## [To do]
Gather the lines from the material that contain "границ".

======== Material for this exercise ========

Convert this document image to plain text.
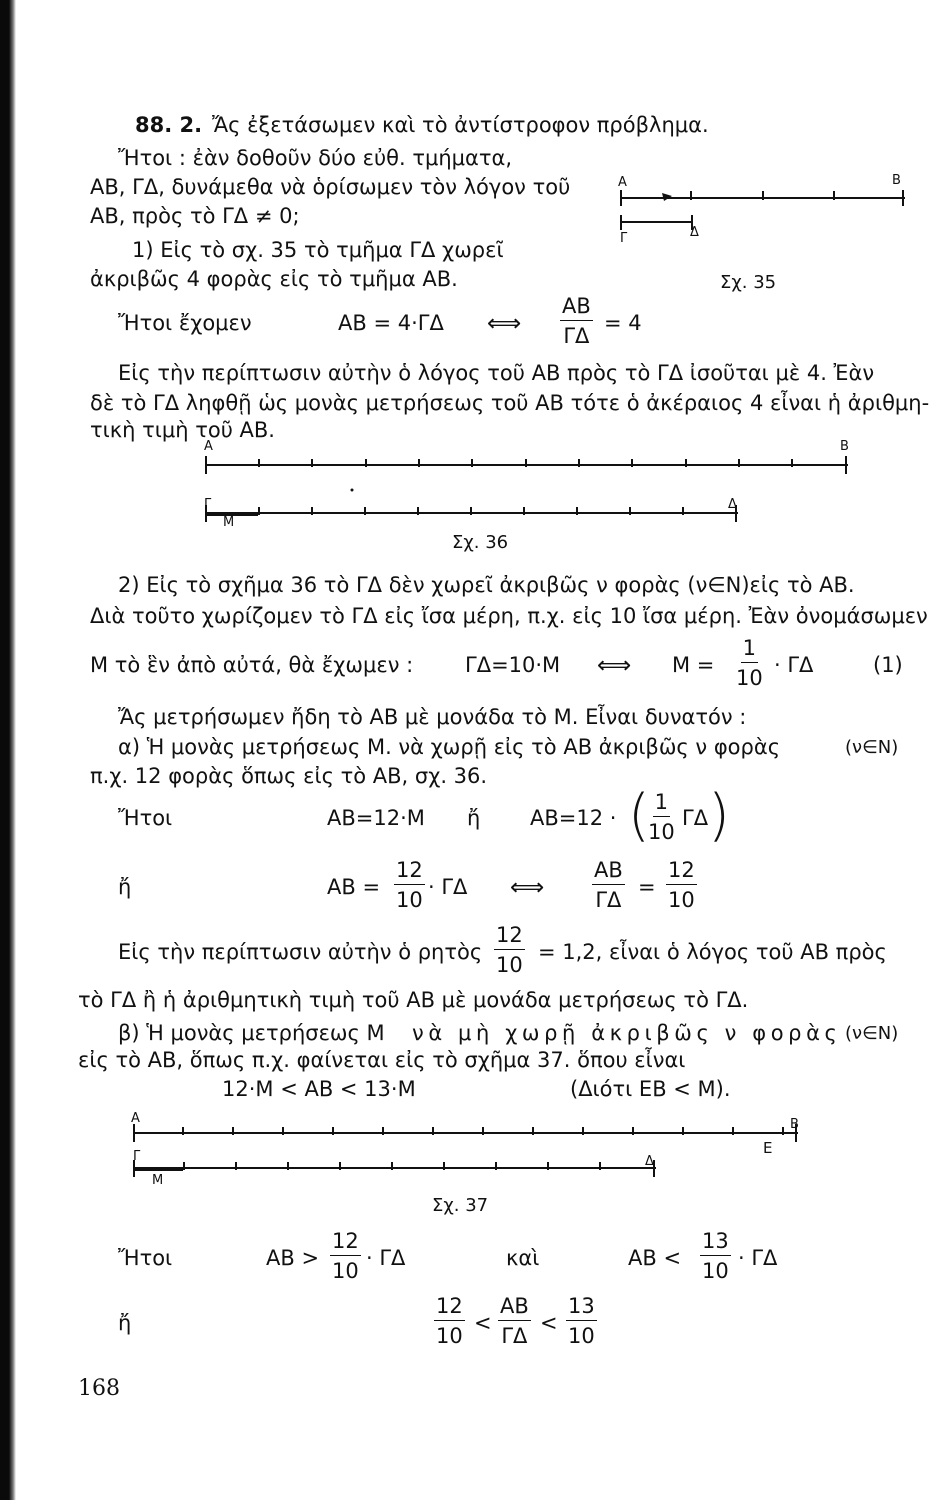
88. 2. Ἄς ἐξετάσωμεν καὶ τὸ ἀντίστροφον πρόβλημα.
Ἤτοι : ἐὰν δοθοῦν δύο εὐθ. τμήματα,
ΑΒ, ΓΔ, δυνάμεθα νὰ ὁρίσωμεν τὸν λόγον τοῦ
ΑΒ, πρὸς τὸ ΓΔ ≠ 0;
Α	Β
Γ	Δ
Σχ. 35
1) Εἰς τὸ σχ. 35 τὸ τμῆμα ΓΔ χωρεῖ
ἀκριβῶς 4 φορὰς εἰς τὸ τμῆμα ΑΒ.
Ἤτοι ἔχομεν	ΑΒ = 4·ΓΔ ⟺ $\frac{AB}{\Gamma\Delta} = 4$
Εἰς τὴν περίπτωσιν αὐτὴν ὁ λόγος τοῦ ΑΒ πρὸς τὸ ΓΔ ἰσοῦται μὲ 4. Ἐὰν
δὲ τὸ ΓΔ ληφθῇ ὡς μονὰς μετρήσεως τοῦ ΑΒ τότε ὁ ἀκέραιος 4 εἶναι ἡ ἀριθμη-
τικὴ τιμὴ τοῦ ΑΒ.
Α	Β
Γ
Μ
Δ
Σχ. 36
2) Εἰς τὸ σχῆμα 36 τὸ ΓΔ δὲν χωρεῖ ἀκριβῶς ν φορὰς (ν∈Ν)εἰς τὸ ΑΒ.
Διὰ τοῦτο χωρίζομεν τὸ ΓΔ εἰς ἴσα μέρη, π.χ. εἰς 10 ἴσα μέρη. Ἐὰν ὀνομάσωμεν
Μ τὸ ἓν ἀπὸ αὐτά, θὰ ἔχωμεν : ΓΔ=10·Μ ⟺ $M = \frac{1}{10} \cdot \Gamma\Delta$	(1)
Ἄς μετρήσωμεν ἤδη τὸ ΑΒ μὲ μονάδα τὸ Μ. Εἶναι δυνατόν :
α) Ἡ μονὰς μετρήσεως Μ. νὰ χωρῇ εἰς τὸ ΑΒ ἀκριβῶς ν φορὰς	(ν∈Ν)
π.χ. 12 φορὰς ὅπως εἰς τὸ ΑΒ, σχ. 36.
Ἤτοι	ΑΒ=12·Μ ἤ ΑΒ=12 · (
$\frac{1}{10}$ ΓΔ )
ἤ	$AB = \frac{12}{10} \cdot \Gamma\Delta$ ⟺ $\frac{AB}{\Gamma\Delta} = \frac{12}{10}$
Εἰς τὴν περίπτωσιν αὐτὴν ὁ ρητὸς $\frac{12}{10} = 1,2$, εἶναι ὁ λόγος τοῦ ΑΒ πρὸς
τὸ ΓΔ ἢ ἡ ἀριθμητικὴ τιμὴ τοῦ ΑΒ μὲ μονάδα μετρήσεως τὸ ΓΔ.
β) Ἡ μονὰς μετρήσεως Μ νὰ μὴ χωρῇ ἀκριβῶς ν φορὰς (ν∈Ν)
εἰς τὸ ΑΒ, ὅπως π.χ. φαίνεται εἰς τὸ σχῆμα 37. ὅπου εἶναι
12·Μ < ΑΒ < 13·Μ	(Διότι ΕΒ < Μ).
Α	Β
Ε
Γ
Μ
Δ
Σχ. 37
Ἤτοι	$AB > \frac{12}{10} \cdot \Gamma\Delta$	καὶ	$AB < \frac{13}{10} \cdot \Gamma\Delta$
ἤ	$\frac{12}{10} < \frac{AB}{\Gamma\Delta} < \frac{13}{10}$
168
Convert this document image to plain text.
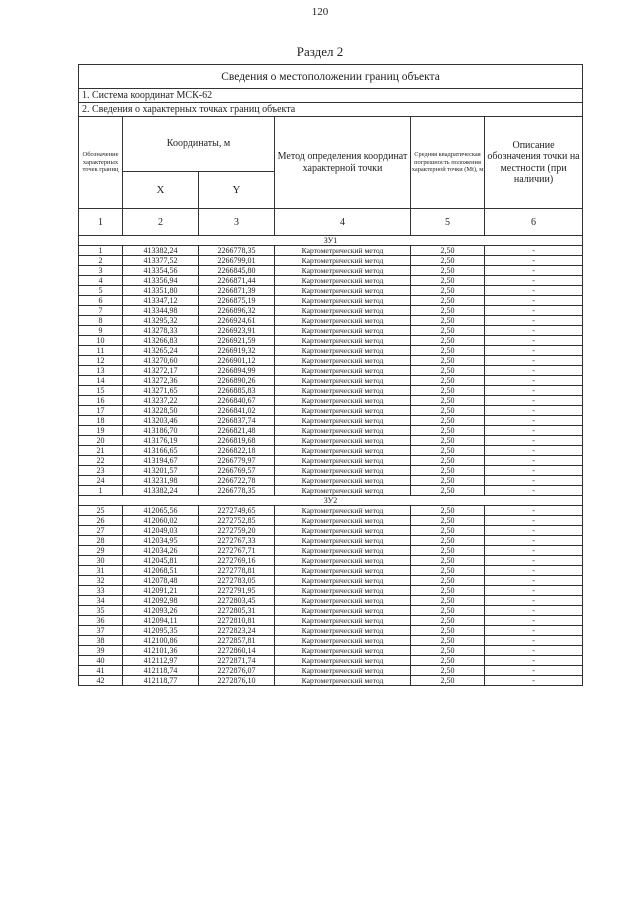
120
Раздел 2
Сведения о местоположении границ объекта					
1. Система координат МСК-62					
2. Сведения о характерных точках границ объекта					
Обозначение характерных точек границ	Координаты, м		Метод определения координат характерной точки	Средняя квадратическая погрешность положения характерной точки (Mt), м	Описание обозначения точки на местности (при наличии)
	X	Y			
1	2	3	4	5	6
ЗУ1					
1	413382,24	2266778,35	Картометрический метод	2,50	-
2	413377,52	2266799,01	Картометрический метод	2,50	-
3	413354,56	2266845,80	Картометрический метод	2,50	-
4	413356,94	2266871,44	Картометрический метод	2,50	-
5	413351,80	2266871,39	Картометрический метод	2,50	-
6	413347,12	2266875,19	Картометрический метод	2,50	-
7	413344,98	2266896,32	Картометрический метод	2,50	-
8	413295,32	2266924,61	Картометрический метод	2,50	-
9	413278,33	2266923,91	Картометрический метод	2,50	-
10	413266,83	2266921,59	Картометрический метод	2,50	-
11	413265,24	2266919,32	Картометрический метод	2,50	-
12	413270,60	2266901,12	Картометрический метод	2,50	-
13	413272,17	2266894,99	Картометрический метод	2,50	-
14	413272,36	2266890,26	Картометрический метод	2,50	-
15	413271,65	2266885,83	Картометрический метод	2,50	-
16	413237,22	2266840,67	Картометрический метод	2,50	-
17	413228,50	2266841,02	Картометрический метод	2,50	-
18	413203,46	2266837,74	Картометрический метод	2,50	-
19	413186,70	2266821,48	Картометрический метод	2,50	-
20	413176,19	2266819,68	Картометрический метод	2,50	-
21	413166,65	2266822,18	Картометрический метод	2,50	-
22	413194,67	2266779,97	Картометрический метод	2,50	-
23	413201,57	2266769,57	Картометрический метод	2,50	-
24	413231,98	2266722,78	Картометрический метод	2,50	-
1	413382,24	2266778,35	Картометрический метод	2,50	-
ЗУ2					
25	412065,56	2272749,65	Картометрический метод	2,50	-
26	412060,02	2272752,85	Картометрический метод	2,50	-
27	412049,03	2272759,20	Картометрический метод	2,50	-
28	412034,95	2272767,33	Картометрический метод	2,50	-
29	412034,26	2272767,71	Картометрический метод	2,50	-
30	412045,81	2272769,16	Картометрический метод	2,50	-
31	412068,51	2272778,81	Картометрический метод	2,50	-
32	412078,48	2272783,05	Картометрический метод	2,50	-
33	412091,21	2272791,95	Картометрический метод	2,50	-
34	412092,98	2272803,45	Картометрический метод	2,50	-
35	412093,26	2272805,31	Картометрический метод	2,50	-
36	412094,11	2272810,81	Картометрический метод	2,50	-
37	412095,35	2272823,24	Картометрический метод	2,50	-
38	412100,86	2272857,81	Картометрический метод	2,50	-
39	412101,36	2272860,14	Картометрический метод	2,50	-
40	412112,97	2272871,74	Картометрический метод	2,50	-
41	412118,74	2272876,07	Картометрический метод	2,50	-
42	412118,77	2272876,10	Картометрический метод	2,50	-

========

## [Right answer]
Сведения о местоположении границ объекта					
2. Сведения о характерных точках границ объекта					
Обозначение характерных точек границ	Координаты, м		Метод определения координат характерной точки	Средняя квадратическая погрешность положения характерной точки (Mt), м	Описание обозначения точки на местности (при наличии)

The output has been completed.